THE PROBLEM:
Scan the data beneath this task and copy each line that includes "Create".

____

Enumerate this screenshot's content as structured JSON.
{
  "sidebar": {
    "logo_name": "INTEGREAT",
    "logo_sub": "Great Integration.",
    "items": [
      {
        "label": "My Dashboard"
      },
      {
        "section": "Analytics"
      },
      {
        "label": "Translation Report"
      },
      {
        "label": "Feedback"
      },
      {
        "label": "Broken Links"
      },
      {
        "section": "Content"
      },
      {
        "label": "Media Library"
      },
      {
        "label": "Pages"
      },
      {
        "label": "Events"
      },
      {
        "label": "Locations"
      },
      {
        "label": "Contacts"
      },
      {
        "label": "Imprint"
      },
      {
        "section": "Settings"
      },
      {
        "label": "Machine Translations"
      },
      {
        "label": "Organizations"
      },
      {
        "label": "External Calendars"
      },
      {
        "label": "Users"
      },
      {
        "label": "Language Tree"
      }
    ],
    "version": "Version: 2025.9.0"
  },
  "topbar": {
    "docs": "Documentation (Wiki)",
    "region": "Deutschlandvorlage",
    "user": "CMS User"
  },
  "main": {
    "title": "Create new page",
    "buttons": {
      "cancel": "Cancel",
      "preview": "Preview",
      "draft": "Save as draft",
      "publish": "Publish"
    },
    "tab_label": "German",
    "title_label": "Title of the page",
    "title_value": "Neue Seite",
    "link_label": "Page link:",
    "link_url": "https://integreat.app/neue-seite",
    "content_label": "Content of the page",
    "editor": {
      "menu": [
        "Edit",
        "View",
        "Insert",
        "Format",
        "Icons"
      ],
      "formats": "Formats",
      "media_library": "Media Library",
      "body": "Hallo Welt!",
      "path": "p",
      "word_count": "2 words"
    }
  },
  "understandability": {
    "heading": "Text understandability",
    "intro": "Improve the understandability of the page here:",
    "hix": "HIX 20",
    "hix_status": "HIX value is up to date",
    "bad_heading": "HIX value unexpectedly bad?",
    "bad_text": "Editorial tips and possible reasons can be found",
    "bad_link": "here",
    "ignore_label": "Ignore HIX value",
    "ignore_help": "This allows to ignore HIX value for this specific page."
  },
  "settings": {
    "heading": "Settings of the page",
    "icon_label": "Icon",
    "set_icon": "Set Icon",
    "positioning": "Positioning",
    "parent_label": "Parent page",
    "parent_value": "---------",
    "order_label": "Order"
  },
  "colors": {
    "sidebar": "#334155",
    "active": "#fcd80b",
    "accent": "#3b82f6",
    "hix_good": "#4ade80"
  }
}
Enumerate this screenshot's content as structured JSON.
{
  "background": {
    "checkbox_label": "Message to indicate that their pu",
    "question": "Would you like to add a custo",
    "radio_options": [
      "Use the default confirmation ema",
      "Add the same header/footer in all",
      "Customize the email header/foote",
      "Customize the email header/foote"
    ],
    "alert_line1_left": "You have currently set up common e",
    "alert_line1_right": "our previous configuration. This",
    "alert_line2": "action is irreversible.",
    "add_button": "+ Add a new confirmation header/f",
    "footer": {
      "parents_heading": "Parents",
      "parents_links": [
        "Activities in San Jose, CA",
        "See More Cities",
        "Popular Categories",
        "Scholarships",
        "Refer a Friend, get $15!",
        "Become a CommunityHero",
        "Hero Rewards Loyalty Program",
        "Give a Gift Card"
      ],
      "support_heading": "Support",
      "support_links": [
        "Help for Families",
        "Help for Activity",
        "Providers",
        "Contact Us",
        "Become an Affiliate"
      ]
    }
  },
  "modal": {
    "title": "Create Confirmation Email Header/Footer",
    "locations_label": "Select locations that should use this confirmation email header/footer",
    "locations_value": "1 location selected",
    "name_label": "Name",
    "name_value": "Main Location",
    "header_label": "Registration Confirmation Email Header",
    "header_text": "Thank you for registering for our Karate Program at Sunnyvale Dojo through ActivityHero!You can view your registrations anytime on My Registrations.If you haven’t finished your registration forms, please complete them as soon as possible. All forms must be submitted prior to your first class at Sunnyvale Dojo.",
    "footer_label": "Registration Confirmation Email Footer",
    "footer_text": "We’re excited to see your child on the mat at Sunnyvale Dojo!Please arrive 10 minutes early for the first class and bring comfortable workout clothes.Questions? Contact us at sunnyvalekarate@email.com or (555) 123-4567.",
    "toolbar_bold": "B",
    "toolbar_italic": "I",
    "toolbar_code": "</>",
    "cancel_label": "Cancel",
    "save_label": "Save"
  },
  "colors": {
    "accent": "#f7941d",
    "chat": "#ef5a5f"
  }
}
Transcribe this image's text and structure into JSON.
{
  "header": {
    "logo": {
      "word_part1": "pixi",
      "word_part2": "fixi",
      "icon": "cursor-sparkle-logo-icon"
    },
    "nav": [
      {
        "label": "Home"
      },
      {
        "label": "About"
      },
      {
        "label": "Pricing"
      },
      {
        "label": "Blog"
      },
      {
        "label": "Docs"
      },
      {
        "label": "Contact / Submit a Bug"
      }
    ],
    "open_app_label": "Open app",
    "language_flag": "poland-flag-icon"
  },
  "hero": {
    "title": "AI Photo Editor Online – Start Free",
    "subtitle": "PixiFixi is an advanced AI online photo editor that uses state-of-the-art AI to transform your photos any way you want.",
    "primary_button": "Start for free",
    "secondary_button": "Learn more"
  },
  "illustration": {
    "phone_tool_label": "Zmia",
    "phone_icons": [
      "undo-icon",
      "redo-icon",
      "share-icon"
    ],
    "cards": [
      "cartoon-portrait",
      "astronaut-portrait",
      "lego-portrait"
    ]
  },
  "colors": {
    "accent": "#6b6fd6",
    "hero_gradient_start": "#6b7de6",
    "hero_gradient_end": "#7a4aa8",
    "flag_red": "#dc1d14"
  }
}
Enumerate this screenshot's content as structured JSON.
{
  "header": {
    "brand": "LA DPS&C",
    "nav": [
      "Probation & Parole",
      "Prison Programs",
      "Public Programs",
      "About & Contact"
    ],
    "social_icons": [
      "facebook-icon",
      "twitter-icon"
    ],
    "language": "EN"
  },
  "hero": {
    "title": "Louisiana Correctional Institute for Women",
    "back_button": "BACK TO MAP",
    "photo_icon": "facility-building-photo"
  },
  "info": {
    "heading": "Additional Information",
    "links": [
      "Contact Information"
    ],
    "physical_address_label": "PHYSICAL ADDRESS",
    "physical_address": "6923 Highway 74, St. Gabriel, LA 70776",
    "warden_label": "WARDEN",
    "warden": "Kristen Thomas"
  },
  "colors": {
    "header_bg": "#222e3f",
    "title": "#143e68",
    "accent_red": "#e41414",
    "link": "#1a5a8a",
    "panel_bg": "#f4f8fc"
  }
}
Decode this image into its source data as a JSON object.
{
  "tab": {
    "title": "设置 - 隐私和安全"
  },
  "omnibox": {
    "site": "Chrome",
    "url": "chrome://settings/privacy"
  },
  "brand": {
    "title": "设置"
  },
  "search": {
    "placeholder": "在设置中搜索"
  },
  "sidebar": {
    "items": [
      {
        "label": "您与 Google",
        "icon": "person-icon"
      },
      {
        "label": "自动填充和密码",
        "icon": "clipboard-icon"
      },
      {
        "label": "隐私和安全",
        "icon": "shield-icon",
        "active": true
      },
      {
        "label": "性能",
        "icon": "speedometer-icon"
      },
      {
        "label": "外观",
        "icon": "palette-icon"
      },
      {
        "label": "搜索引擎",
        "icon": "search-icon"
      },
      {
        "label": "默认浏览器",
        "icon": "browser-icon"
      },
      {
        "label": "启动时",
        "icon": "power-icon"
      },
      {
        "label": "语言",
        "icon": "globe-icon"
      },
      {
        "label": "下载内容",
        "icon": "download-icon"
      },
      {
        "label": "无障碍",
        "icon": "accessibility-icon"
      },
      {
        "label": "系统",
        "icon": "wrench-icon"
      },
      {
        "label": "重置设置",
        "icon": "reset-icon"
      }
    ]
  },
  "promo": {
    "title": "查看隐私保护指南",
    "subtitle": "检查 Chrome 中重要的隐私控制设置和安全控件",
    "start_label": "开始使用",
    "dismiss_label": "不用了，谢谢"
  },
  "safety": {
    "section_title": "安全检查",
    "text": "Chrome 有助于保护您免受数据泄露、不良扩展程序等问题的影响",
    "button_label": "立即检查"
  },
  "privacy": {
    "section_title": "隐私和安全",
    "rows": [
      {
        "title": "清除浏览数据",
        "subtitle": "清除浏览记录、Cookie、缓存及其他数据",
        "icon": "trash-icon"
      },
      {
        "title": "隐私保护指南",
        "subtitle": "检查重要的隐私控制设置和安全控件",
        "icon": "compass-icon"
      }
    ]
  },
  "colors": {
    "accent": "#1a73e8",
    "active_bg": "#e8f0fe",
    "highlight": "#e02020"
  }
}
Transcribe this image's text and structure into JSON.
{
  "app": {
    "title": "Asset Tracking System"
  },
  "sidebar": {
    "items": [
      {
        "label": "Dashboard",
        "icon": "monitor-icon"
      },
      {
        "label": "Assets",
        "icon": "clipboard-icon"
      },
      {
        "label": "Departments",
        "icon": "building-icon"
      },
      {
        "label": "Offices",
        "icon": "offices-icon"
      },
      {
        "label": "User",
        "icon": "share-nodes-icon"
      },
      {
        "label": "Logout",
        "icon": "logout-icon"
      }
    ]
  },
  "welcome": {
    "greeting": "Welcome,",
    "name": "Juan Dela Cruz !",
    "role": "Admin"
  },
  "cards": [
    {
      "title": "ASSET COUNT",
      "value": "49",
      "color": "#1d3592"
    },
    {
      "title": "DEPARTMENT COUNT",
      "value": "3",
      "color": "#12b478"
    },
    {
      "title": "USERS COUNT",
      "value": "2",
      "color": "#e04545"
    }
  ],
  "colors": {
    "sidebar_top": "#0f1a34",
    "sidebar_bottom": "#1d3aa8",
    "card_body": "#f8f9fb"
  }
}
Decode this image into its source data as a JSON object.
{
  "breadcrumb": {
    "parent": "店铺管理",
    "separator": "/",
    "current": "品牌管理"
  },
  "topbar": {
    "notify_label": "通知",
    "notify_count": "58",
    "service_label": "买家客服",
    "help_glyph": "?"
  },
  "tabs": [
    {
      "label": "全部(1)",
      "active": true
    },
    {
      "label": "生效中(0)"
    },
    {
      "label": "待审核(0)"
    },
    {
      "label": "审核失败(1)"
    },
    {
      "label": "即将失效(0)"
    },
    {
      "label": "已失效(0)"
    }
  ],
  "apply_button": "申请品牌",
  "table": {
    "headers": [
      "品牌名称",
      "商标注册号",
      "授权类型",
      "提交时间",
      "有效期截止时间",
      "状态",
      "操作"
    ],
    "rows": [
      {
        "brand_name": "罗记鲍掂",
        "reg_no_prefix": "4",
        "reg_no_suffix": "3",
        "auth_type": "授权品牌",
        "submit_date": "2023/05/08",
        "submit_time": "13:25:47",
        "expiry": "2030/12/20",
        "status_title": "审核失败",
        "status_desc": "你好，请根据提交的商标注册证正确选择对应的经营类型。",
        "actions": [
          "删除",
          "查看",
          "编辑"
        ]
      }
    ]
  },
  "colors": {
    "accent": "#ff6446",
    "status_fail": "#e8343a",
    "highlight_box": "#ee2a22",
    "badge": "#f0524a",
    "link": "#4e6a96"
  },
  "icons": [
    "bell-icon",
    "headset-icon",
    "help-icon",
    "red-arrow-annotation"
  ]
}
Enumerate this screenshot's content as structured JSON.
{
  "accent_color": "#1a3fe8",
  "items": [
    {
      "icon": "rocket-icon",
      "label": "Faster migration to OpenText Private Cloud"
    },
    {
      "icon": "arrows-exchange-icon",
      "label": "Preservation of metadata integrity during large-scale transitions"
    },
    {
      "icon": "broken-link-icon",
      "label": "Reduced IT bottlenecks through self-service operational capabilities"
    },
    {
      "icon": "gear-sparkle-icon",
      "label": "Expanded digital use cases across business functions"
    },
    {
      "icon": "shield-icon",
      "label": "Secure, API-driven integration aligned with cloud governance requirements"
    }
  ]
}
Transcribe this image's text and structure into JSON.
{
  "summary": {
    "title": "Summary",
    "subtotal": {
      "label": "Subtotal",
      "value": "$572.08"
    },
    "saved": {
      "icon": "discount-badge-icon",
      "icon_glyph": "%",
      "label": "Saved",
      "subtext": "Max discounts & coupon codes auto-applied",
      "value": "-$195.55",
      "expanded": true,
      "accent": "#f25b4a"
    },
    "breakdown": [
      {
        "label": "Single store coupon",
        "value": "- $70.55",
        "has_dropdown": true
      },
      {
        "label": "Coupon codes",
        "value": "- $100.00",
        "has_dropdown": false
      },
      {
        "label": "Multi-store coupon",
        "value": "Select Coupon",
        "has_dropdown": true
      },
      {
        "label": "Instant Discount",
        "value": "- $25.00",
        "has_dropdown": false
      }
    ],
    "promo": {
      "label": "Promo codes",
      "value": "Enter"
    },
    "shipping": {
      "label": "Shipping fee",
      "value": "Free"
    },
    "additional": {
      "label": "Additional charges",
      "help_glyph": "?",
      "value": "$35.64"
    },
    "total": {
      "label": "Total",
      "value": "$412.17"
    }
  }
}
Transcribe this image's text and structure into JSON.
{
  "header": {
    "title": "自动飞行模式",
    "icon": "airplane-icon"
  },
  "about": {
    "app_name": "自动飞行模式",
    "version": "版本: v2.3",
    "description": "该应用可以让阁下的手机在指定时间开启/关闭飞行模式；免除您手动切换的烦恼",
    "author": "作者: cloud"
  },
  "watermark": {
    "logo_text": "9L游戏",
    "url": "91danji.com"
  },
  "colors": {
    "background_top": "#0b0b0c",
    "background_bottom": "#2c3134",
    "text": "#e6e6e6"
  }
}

____

EXERCISE RESPONSE:
    "title": "Create new page",
    "title": "Create Confirmation Email Header/Footer",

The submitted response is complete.